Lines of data
◆ ◆ ◆ ◆ ◆
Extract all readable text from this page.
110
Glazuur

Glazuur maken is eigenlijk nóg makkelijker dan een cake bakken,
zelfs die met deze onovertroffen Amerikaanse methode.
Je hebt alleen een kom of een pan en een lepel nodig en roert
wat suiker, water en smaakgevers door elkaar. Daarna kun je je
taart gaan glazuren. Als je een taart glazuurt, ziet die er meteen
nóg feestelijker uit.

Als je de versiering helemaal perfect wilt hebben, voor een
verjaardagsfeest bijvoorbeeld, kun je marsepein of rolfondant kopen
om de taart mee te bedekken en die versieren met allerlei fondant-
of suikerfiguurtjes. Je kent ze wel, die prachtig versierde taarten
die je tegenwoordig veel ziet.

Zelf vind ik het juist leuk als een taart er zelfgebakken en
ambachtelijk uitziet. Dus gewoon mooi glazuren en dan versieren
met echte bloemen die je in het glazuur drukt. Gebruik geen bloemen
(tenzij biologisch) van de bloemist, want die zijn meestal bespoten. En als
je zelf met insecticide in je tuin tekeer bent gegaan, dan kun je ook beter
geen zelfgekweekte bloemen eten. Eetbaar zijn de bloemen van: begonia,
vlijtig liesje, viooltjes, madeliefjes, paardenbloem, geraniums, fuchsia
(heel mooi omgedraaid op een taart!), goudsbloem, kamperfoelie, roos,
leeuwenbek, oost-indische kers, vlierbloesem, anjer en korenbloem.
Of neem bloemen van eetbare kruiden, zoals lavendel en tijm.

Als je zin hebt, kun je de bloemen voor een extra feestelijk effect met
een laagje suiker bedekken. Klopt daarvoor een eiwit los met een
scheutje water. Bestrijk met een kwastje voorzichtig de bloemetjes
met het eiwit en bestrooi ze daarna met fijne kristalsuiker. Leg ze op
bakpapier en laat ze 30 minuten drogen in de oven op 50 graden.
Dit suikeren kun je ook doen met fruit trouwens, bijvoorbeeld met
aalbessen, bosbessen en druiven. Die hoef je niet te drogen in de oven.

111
◆ ◆ ◆ ◆ ◆
#### Exercise aim
Print out all the entries precisely as written.

#### Response to this exercise
Extract all readable text from this page.
110
Glazuur

Glazuur maken is eigenlijk nóg makkelijker dan een cake bakken,
zelfs die met deze onovertroffen Amerikaanse methode.
Je hebt alleen een kom of een pan en een lepel nodig en roert
wat suiker, water en smaakgevers door elkaar. Daarna kun je je
taart gaan glazuren. Als je een taart glazuurt, ziet die er meteen
nóg feestelijker uit.

Als je de versiering helemaal perfect wilt hebben, voor een
verjaardagsfeest bijvoorbeeld, kun je marsepein of rolfondant kopen
om de taart mee te bedekken en die versieren met allerlei fondant-
of suikerfiguurtjes. Je kent ze wel, die prachtig versierde taarten
die je tegenwoordig veel ziet.

Zelf vind ik het juist leuk als een taart er zelfgebakken en
ambachtelijk uitziet. Dus gewoon mooi glazuren en dan versieren
met echte bloemen die je in het glazuur drukt. Gebruik geen bloemen
(tenzij biologisch) van de bloemist, want die zijn meestal bespoten. En als
je zelf met insecticide in je tuin tekeer bent gegaan, dan kun je ook beter
geen zelfgekweekte bloemen eten. Eetbaar zijn de bloemen van: begonia,
vlijtig liesje, viooltjes, madeliefjes, paardenbloem, geraniums, fuchsia
(heel mooi omgedraaid op een taart!), goudsbloem, kamperfoelie, roos,
leeuwenbek, oost-indische kers, vlierbloesem, anjer en korenbloem.
Of neem bloemen van eetbare kruiden, zoals lavendel en tijm.

Als je zin hebt, kun je de bloemen voor een extra feestelijk effect met
een laagje suiker bedekken. Klopt daarvoor een eiwit los met een
scheutje water. Bestrijk met een kwastje voorzichtig de bloemetjes
met het eiwit en bestrooi ze daarna met fijne kristalsuiker. Leg ze op
bakpapier en laat ze 30 minuten drogen in de oven op 50 graden.
Dit suikeren kun je ook doen met fruit trouwens, bijvoorbeeld met
aalbessen, bosbessen en druiven. Die hoef je niet te drogen in de oven.

111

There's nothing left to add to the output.